◆ Given instruction
Rewrite every item below with each occurrence of "ship-icon" changed to "shipping-icon", leaving all other text as it is.

◆ Boxed layout item listings
_ _ _ _ _

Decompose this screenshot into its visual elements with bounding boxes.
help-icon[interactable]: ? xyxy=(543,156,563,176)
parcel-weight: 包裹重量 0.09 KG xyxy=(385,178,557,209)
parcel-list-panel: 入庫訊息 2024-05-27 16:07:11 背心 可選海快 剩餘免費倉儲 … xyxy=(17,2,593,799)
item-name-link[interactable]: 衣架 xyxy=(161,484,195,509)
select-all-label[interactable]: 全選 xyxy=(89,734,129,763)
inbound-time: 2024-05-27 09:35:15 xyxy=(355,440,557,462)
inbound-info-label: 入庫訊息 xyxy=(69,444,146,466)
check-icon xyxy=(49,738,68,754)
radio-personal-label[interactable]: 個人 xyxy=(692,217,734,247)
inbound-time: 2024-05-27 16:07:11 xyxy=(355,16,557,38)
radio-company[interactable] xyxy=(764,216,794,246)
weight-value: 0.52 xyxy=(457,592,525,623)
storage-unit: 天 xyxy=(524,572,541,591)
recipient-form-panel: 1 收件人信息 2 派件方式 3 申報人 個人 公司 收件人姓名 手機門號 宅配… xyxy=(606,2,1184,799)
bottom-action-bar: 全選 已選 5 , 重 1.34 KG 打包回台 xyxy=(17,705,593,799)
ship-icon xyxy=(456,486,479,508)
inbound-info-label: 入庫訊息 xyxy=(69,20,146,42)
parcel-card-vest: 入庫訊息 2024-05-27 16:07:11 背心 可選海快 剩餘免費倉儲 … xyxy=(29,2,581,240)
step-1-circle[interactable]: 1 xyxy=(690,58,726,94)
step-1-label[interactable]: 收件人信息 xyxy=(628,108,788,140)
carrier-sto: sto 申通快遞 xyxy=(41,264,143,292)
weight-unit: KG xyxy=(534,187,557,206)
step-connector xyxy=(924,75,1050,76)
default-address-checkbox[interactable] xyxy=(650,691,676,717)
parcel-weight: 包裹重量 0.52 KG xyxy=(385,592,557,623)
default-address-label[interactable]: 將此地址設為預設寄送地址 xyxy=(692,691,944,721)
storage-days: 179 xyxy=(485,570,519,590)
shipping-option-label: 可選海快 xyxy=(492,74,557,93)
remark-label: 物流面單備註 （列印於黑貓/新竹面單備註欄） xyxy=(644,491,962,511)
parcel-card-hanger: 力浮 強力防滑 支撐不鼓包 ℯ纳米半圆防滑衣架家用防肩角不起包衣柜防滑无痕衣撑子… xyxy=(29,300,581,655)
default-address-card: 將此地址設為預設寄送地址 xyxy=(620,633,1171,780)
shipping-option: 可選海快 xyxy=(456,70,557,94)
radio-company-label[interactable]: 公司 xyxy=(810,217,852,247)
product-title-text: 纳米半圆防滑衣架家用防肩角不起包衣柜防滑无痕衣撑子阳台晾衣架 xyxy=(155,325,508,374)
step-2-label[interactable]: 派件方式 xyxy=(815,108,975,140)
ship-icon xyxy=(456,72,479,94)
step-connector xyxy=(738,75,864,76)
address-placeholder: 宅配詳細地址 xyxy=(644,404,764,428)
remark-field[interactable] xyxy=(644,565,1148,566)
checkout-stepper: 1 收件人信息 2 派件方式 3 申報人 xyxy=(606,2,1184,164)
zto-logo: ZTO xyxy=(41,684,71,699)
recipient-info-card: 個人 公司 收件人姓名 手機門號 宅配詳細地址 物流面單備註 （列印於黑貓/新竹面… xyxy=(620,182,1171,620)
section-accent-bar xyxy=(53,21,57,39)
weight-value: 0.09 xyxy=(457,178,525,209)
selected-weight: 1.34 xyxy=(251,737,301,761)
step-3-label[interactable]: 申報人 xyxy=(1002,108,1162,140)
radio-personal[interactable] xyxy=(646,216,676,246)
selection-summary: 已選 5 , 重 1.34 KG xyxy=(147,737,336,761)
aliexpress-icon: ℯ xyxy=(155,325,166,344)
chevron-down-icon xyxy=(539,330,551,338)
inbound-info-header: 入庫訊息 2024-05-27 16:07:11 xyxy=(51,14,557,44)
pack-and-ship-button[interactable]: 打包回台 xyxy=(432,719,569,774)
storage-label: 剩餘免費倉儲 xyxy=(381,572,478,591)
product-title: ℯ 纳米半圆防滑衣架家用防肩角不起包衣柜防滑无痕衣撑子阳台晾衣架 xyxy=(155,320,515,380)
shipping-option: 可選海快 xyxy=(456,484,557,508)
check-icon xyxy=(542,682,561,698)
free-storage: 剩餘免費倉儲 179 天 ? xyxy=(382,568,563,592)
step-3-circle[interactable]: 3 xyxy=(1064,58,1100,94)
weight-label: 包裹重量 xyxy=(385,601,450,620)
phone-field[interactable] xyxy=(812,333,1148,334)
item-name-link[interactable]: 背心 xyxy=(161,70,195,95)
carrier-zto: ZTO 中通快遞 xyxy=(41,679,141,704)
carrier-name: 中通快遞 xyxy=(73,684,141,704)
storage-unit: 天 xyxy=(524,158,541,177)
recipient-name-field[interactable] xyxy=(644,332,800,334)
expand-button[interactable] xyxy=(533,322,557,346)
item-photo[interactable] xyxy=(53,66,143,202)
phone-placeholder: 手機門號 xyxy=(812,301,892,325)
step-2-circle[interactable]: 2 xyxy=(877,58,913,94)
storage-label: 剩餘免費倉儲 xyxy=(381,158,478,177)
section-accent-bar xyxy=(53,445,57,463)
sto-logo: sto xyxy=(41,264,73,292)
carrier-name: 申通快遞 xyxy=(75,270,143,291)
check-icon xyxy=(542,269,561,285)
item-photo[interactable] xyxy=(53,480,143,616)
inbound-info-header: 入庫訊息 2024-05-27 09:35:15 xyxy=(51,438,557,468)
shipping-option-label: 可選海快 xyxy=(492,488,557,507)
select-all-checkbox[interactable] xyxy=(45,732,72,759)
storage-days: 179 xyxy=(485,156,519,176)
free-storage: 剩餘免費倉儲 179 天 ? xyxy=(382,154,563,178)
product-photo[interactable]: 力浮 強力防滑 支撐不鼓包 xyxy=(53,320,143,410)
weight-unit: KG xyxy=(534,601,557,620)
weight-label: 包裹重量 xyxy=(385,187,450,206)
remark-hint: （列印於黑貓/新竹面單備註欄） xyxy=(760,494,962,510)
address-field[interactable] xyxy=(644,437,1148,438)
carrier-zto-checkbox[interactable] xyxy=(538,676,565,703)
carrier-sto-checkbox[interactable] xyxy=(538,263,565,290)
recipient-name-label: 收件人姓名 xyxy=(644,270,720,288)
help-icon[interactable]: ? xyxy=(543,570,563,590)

_ _ _ _ _

◆ Task response
Decompose this screenshot into its visual elements with bounding boxes.
help-icon[interactable]: ? xyxy=(543,156,563,176)
parcel-weight: 包裹重量 0.09 KG xyxy=(385,178,557,209)
parcel-list-panel: 入庫訊息 2024-05-27 16:07:11 背心 可選海快 剩餘免費倉儲 … xyxy=(17,2,593,799)
item-name-link[interactable]: 衣架 xyxy=(161,484,195,509)
select-all-label[interactable]: 全選 xyxy=(89,734,129,763)
inbound-time: 2024-05-27 09:35:15 xyxy=(355,440,557,462)
inbound-info-label: 入庫訊息 xyxy=(69,444,146,466)
check-icon xyxy=(49,738,68,754)
radio-personal-label[interactable]: 個人 xyxy=(692,217,734,247)
inbound-time: 2024-05-27 16:07:11 xyxy=(355,16,557,38)
radio-company[interactable] xyxy=(764,216,794,246)
weight-value: 0.52 xyxy=(457,592,525,623)
storage-unit: 天 xyxy=(524,572,541,591)
recipient-form-panel: 1 收件人信息 2 派件方式 3 申報人 個人 公司 收件人姓名 手機門號 宅配… xyxy=(606,2,1184,799)
bottom-action-bar: 全選 已選 5 , 重 1.34 KG 打包回台 xyxy=(17,705,593,799)
shipping-icon xyxy=(456,486,479,508)
inbound-info-label: 入庫訊息 xyxy=(69,20,146,42)
parcel-card-vest: 入庫訊息 2024-05-27 16:07:11 背心 可選海快 剩餘免費倉儲 … xyxy=(29,2,581,240)
step-1-circle[interactable]: 1 xyxy=(690,58,726,94)
step-1-label[interactable]: 收件人信息 xyxy=(628,108,788,140)
carrier-sto: sto 申通快遞 xyxy=(41,264,143,292)
weight-unit: KG xyxy=(534,187,557,206)
step-connector xyxy=(924,75,1050,76)
default-address-checkbox[interactable] xyxy=(650,691,676,717)
parcel-weight: 包裹重量 0.52 KG xyxy=(385,592,557,623)
default-address-label[interactable]: 將此地址設為預設寄送地址 xyxy=(692,691,944,721)
storage-days: 179 xyxy=(485,570,519,590)
shipping-option-label: 可選海快 xyxy=(492,74,557,93)
remark-label: 物流面單備註 （列印於黑貓/新竹面單備註欄） xyxy=(644,491,962,511)
parcel-card-hanger: 力浮 強力防滑 支撐不鼓包 ℯ纳米半圆防滑衣架家用防肩角不起包衣柜防滑无痕衣撑子… xyxy=(29,300,581,655)
default-address-card: 將此地址設為預設寄送地址 xyxy=(620,633,1171,780)
shipping-option: 可選海快 xyxy=(456,70,557,94)
radio-company-label[interactable]: 公司 xyxy=(810,217,852,247)
product-title-text: 纳米半圆防滑衣架家用防肩角不起包衣柜防滑无痕衣撑子阳台晾衣架 xyxy=(155,325,508,374)
step-2-label[interactable]: 派件方式 xyxy=(815,108,975,140)
shipping-icon xyxy=(456,72,479,94)
step-connector xyxy=(738,75,864,76)
address-placeholder: 宅配詳細地址 xyxy=(644,404,764,428)
remark-field[interactable] xyxy=(644,565,1148,566)
checkout-stepper: 1 收件人信息 2 派件方式 3 申報人 xyxy=(606,2,1184,164)
zto-logo: ZTO xyxy=(41,684,71,699)
recipient-info-card: 個人 公司 收件人姓名 手機門號 宅配詳細地址 物流面單備註 （列印於黑貓/新竹面… xyxy=(620,182,1171,620)
section-accent-bar xyxy=(53,21,57,39)
weight-value: 0.09 xyxy=(457,178,525,209)
selected-weight: 1.34 xyxy=(251,737,301,761)
step-3-label[interactable]: 申報人 xyxy=(1002,108,1162,140)
radio-personal[interactable] xyxy=(646,216,676,246)
selection-summary: 已選 5 , 重 1.34 KG xyxy=(147,737,336,761)
aliexpress-icon: ℯ xyxy=(155,325,166,344)
chevron-down-icon xyxy=(539,330,551,338)
inbound-info-header: 入庫訊息 2024-05-27 16:07:11 xyxy=(51,14,557,44)
pack-and-ship-button[interactable]: 打包回台 xyxy=(432,719,569,774)
storage-label: 剩餘免費倉儲 xyxy=(381,572,478,591)
product-title: ℯ 纳米半圆防滑衣架家用防肩角不起包衣柜防滑无痕衣撑子阳台晾衣架 xyxy=(155,320,515,380)
shipping-option: 可選海快 xyxy=(456,484,557,508)
check-icon xyxy=(542,682,561,698)
free-storage: 剩餘免費倉儲 179 天 ? xyxy=(382,568,563,592)
step-3-circle[interactable]: 3 xyxy=(1064,58,1100,94)
weight-label: 包裹重量 xyxy=(385,601,450,620)
phone-field[interactable] xyxy=(812,333,1148,334)
item-name-link[interactable]: 背心 xyxy=(161,70,195,95)
carrier-zto: ZTO 中通快遞 xyxy=(41,679,141,704)
carrier-name: 中通快遞 xyxy=(73,684,141,704)
storage-unit: 天 xyxy=(524,158,541,177)
recipient-name-field[interactable] xyxy=(644,332,800,334)
expand-button[interactable] xyxy=(533,322,557,346)
item-photo[interactable] xyxy=(53,66,143,202)
phone-placeholder: 手機門號 xyxy=(812,301,892,325)
step-2-circle[interactable]: 2 xyxy=(877,58,913,94)
storage-label: 剩餘免費倉儲 xyxy=(381,158,478,177)
section-accent-bar xyxy=(53,445,57,463)
sto-logo: sto xyxy=(41,264,73,292)
carrier-name: 申通快遞 xyxy=(75,270,143,291)
check-icon xyxy=(542,269,561,285)
item-photo[interactable] xyxy=(53,480,143,616)
inbound-info-header: 入庫訊息 2024-05-27 09:35:15 xyxy=(51,438,557,468)
shipping-option-label: 可選海快 xyxy=(492,488,557,507)
select-all-checkbox[interactable] xyxy=(45,732,72,759)
storage-days: 179 xyxy=(485,156,519,176)
free-storage: 剩餘免費倉儲 179 天 ? xyxy=(382,154,563,178)
product-photo[interactable]: 力浮 強力防滑 支撐不鼓包 xyxy=(53,320,143,410)
weight-unit: KG xyxy=(534,601,557,620)
weight-label: 包裹重量 xyxy=(385,187,450,206)
remark-hint: （列印於黑貓/新竹面單備註欄） xyxy=(760,494,962,510)
address-field[interactable] xyxy=(644,437,1148,438)
carrier-zto-checkbox[interactable] xyxy=(538,676,565,703)
carrier-sto-checkbox[interactable] xyxy=(538,263,565,290)
recipient-name-label: 收件人姓名 xyxy=(644,270,720,288)
help-icon[interactable]: ? xyxy=(543,570,563,590)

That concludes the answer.